Do this — Give the number of lines in the data that hold the string "магнитное". Nothing else is needed.
------ Task material
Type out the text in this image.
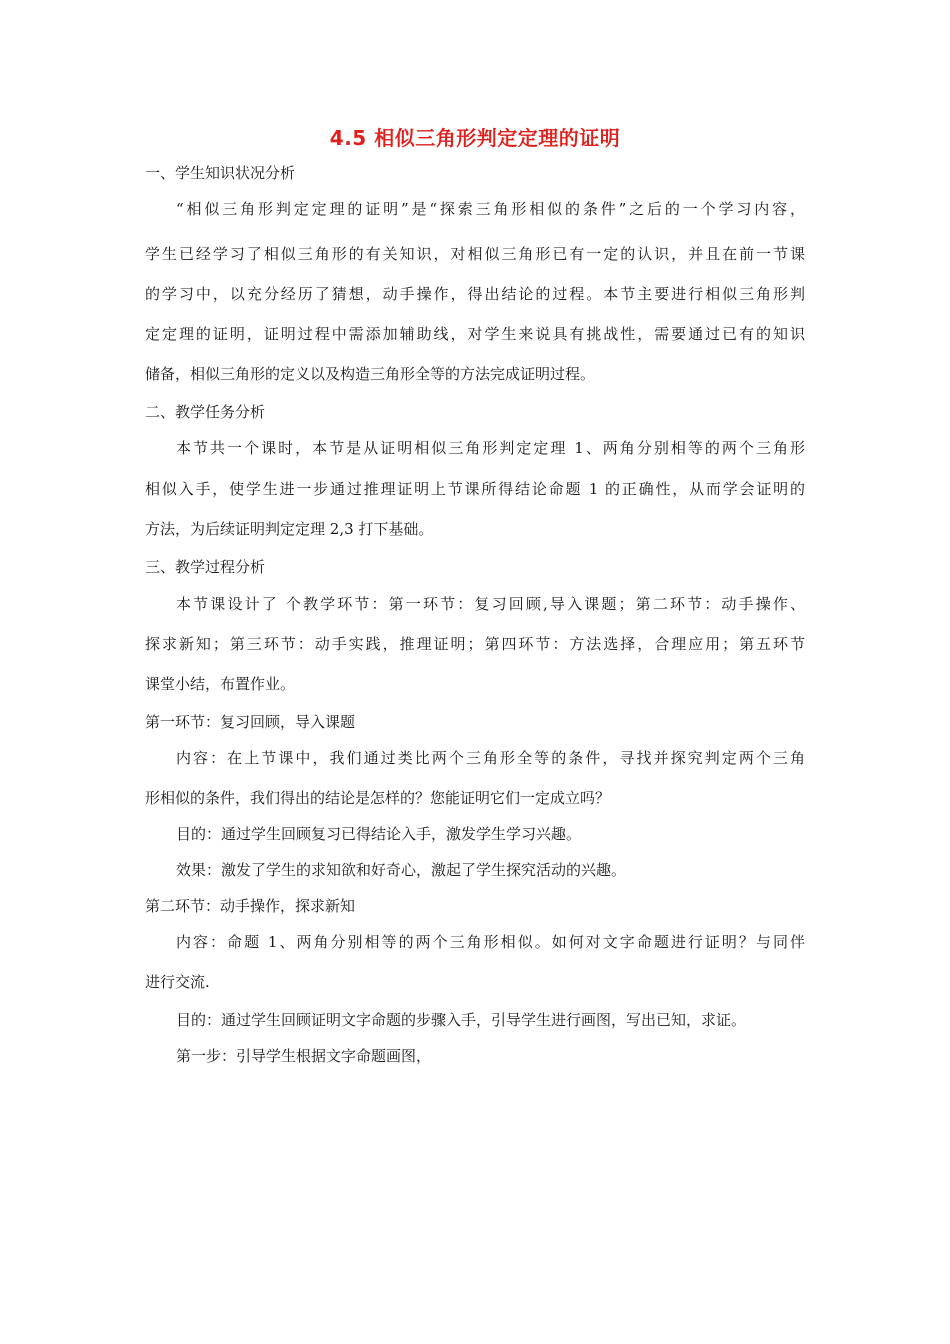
4.5 相似三角形判定定理的证明
一、学生知识状况分析
“相似三角形判定定理的证明”是“探索三角形相似的条件”之后的一个学习内容，
学生已经学习了相似三角形的有关知识，对相似三角形已有一定的认识，并且在前一节课
的学习中，以充分经历了猜想，动手操作，得出结论的过程。本节主要进行相似三角形判
定定理的证明，证明过程中需添加辅助线，对学生来说具有挑战性，需要通过已有的知识
储备，相似三角形的定义以及构造三角形全等的方法完成证明过程。
二、教学任务分析
本节共一个课时，本节是从证明相似三角形判定定理 1、两角分别相等的两个三角形
相似入手，使学生进一步通过推理证明上节课所得结论命题 1 的正确性，从而学会证明的
方法，为后续证明判定定理 2,3 打下基础。
三、教学过程分析
本节课设计了 个教学环节：第一环节：复习回顾,导入课题；第二环节：动手操作、
探求新知；第三环节：动手实践，推理证明；第四环节：方法选择，合理应用；第五环节
课堂小结，布置作业。
第一环节：复习回顾，导入课题
内容：在上节课中，我们通过类比两个三角形全等的条件，寻找并探究判定两个三角
形相似的条件，我们得出的结论是怎样的？您能证明它们一定成立吗？
目的：通过学生回顾复习已得结论入手，激发学生学习兴趣。
效果：激发了学生的求知欲和好奇心，激起了学生探究活动的兴趣。
第二环节：动手操作，探求新知
内容：命题 1、两角分别相等的两个三角形相似。如何对文字命题进行证明？与同伴
进行交流.
目的：通过学生回顾证明文字命题的步骤入手，引导学生进行画图，写出已知，求证。
第一步：引导学生根据文字命题画图，
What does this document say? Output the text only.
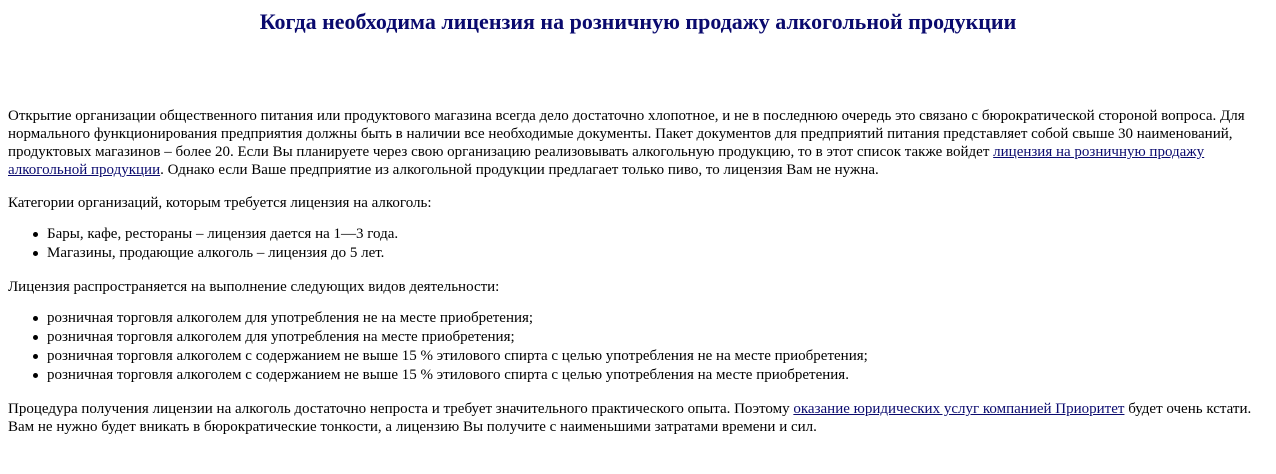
Когда необходима лицензия на розничную продажу алкогольной продукции

Открытие организации общественного питания или продуктового магазина всегда дело достаточно хлопотное, и не в последнюю очередь это связано с бюрократической стороной вопроса. Для нормального функционирования предприятия должны быть в наличии все необходимые документы. Пакет документов для предприятий питания представляет собой свыше 30 наименований, продуктовых магазинов – более 20. Если Вы планируете через свою организацию реализовывать алкогольную продукцию, то в этот список также войдет лицензия на розничную продажу алкогольной продукции. Однако если Ваше предприятие из алкогольной продукции предлагает только пиво, то лицензия Вам не нужна.

Категории организаций, которым требуется лицензия на алкоголь:

Бары, кафе, рестораны – лицензия дается на 1—3 года.
Магазины, продающие алкоголь – лицензия до 5 лет.

Лицензия распространяется на выполнение следующих видов деятельности:

розничная торговля алкоголем для употребления не на месте приобретения;
розничная торговля алкоголем для употребления на месте приобретения;
розничная торговля алкоголем с содержанием не выше 15 % этилового спирта с целью употребления не на месте приобретения;
розничная торговля алкоголем с содержанием не выше 15 % этилового спирта с целью употребления на месте приобретения.

Процедура получения лицензии на алкоголь достаточно непроста и требует значительного практического опыта. Поэтому оказание юридических услуг компанией Приоритет будет очень кстати. Вам не нужно будет вникать в бюрократические тонкости, а лицензию Вы получите с наименьшими затратами времени и сил.
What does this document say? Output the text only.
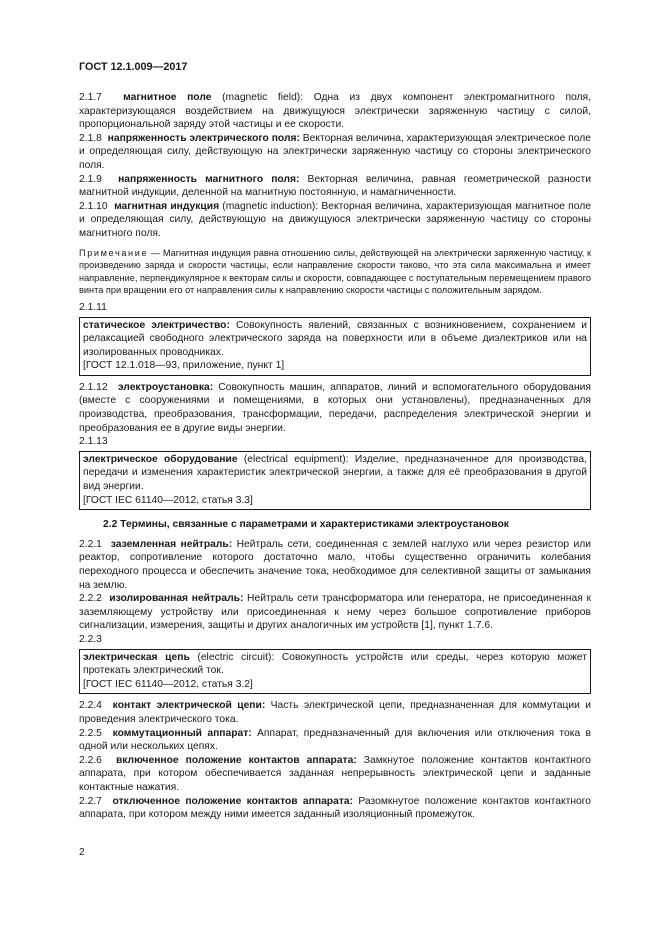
ГОСТ 12.1.009—2017

2.1.7 магнитное поле (magnetic field): Одна из двух компонент электромагнитного поля, характеризующаяся воздействием на движущуюся электрически заряженную частицу с силой, пропорциональной заряду этой частицы и ее скорости.

2.1.8 напряженность электрического поля: Векторная величина, характеризующая электрическое поле и определяющая силу, действующую на электрически заряженную частицу со стороны электрического поля.

2.1.9 напряженность магнитного поля: Векторная величина, равная геометрической разности магнитной индукции, деленной на магнитную постоянную, и намагниченности.

2.1.10 магнитная индукция (magnetic induction): Векторная величина, характеризующая магнитное поле и определяющая силу, действующую на движущуюся электрически заряженную частицу со стороны магнитного поля.

Примечание — Магнитная индукция равна отношению силы, действующей на электрически заряженную частицу, к произведению заряда и скорости частицы, если направление скорости таково, что эта сила максимальна и имеет направление, перпендикулярное к векторам силы и скорости, совпадающее с поступательным перемещением правого винта при вращении его от направления силы к направлению скорости частицы с положительным зарядом.

2.1.11

статическое электричество: Совокупность явлений, связанных с возникновением, сохранением и релаксацией свободного электрического заряда на поверхности или в объеме диэлектриков или на изолированных проводниках.

[ГОСТ 12.1.018—93, приложение, пункт 1]

2.1.12 электроустановка: Совокупность машин, аппаратов, линий и вспомогательного оборудования (вместе с сооружениями и помещениями, в которых они установлены), предназначенных для производства, преобразования, трансформации, передачи, распределения электрической энергии и преобразования ее в другие виды энергии.

2.1.13

электрическое оборудование (electrical equipment): Изделие, предназначенное для производства, передачи и изменения характеристик электрической энергии, а также для её преобразования в другой вид энергии.

[ГОСТ IEC 61140—2012, статья 3.3]

2.2 Термины, связанные с параметрами и характеристиками электроустановок

2.2.1 заземленная нейтраль: Нейтраль сети, соединенная с землей наглухо или через резистор или реактор, сопротивление которого достаточно мало, чтобы существенно ограничить колебания переходного процесса и обеспечить значение тока, необходимое для селективной защиты от замыкания на землю.

2.2.2 изолированная нейтраль: Нейтраль сети трансформатора или генератора, не присоединенная к заземляющему устройству или присоединенная к нему через большое сопротивление приборов сигнализации, измерения, защиты и других аналогичных им устройств [1], пункт 1.7.6.

2.2.3

электрическая цепь (electric circuit): Совокупность устройств или среды, через которую может протекать электрический ток.

[ГОСТ IEC 61140—2012, статья 3.2]

2.2.4 контакт электрической цепи: Часть электрической цепи, предназначенная для коммутации и проведения электрического тока.

2.2.5 коммутационный аппарат: Аппарат, предназначенный для включения или отключения тока в одной или нескольких цепях.

2.2.6 включенное положение контактов аппарата: Замкнутое положение контактов контактного аппарата, при котором обеспечивается заданная непрерывность электрической цепи и заданные контактные нажатия.

2.2.7 отключенное положение контактов аппарата: Разомкнутое положение контактов контактного аппарата, при котором между ними имеется заданный изоляционный промежуток.

2
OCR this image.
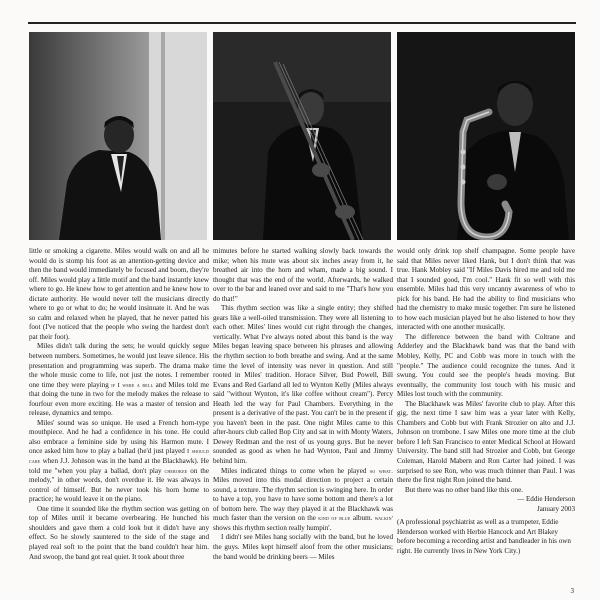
little or smoking a cigarette. Miles would walk on and all he would do is stomp his foot as an attention-getting device and then the band would immediately be focused and boom, they're off. Miles would play a little motif and the band instantly knew where to go. He knew how to get attention and he knew how to dictate authority. He would never tell the musicians directly where to go or what to do; he would insinuate it. And he was so calm and relaxed when he played, that he never patted his foot (I've noticed that the people who swing the hardest don't pat their foot).

Miles didn't talk during the sets; he would quickly segue between numbers. Sometimes, he would just leave silence. His presentation and programming was superb. The drama make the whole music come to life, not just the notes. I remember one time they were playing if I were a bell and Miles told me that doing the tune in two for the melody makes the release to fourfour even more exciting. He was a master of tension and release, dynamics and tempo.

Miles' sound was so unique. He used a French horn-type mouthpiece. And he had a confidence in his tone. He could also embrace a feminine side by using his Harmon mute. I once asked him how to play a ballad (he'd just played I should care when J.J. Johnson was in the band at the Blackhawk). He told me "when you play a ballad, don't play cherokee on the melody," in other words, don't overdue it. He was always in control of himself. But he never took his horn home to practice; he would leave it on the piano.

One time it sounded like the rhythm section was getting on top of Miles until it became overbearing. He hunched his shoulders and gave them a cold look but it didn't have any effect. So he slowly sauntered to the side of the stage and played real soft to the point that the band couldn't hear him. And swoop, the band got real quiet. It took about three

mimutes before he started walking slowly back towards the mike; when his mute was about six inches away from it, he breathed air into the horn and wham, made a big sound. I thought that was the end of the world. Afterwards, he walked over to the bar and leaned over and said to me "That's how you do that!"

This rhythm section was like a single entity; they shifted gears like a well-oiled transmission. They were all listening to each other. Miles' lines would cut right through the changes, vertically. What I've always noted about this band is the way Miles began leaving space between his phrases and allowing the rhythm section to both breathe and swing. And at the same time the level of intensity was never in question. And still rooted in Miles' tradition. Horace Silver, Bud Powell, Bill Evans and Red Garland all led to Wynton Kelly (Miles always said "without Wynton, it's like coffee without cream"). Percy Heath led the way for Paul Chambers. Everything in the present is a derivative of the past. You can't be in the present if you haven't been in the past. One night Miles came to this after-hours club called Bop City and sat in with Monty Waters, Dewey Redman and the rest of us young guys. But he never sounded as good as when he had Wynton, Paul and Jimmy behind him.

Miles indicated things to come when he played so what. Miles moved into this modal direction to project a certain sound, a texture. The rhythm section is swinging here. In order to have a top, you have to have some bottom and there's a lot of bottom here. The way they played it at the Blackhawk was much faster than the version on the kind of blue album. walkin' shows this rhythm section really humpin'.

I didn't see Miles hang socially with the band, but he loved the guys. Miles kept himself aloof from the other musicians; the band would be drinking beers — Miles

would only drink top shelf champagne. Some people have said that Miles never liked Hank, but I don't think that was true. Hank Mobley said "If Miles Davis hired me and told me that I sounded good, I'm cool." Hank fit so well with this ensemble. Miles had this very uncanny awareness of who to pick for his band. He had the ability to find musicians who had the chemistry to make music together. I'm sure he listened to how each musician played but he also listened to how they interacted with one another musically.

The difference between the band with Coltrane and Adderley and the Blackhawk band was that the band with Mobley, Kelly, PC and Cobb was more in touch with the "people." The audience could recognize the tunes. And it swung. You could see the people's heads moving. But eventually, the community lost touch with his music and Miles lost touch with the community.

The Blackhawk was Miles' favorite club to play. After this gig, the next time I saw him was a year later with Kelly, Chambers and Cobb but with Frank Strozier on alto and J.J. Johnson on trombone. I saw Miles one more time at the club before I left San Francisco to enter Medical School at Howard University. The band still had Strozier and Cobb, but George Coleman, Harold Mabern and Ron Carter had joined. I was surprised to see Ron, who was much thinner than Paul. I was there the first night Ron joined the band.

But there was no other band like this one.

— Eddie Henderson

January 2003

(A professional psychiatrist as well as a trumpeter, Eddie Henderson worked with Herbie Hancock and Art Blakey before becoming a recording artist and bandleader in his own right. He currently lives in New York City.)

3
------------
Full output — 2